● STATED TASK: Say how many lines contain the word "该汽车的牵引力是" and give no other text.

● GIVEN DATA:

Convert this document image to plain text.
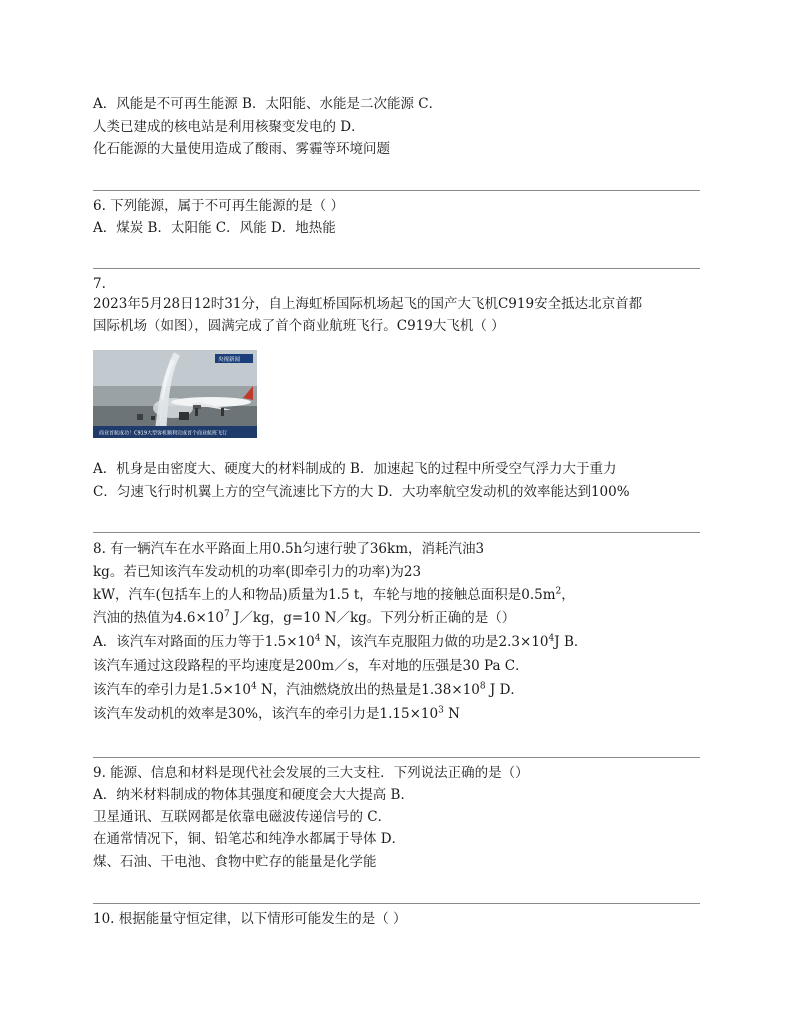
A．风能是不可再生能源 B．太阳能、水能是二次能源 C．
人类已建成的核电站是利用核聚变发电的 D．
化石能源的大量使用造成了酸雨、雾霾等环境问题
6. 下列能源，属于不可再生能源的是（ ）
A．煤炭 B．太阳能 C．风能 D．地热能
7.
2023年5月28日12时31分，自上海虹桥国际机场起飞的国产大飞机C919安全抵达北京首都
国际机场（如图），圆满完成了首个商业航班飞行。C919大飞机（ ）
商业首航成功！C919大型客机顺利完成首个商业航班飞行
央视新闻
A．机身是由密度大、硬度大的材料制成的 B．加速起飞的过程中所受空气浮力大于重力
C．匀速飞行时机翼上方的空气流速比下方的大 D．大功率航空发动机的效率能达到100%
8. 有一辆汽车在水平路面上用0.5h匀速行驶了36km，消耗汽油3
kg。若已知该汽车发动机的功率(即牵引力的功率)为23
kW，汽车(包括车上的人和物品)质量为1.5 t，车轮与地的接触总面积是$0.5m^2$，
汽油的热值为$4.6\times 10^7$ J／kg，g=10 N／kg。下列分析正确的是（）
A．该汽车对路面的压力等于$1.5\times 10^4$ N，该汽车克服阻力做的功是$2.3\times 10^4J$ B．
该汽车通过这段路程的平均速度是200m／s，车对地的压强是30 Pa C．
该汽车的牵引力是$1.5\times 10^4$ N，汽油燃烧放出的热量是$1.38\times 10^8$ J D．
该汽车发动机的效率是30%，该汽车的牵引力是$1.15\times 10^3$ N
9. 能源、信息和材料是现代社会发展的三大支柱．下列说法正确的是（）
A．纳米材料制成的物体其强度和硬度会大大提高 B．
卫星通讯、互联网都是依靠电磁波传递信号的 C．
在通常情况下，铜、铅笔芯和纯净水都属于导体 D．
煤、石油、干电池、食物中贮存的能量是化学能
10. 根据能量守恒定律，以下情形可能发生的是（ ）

● TASK SOLUTION: 2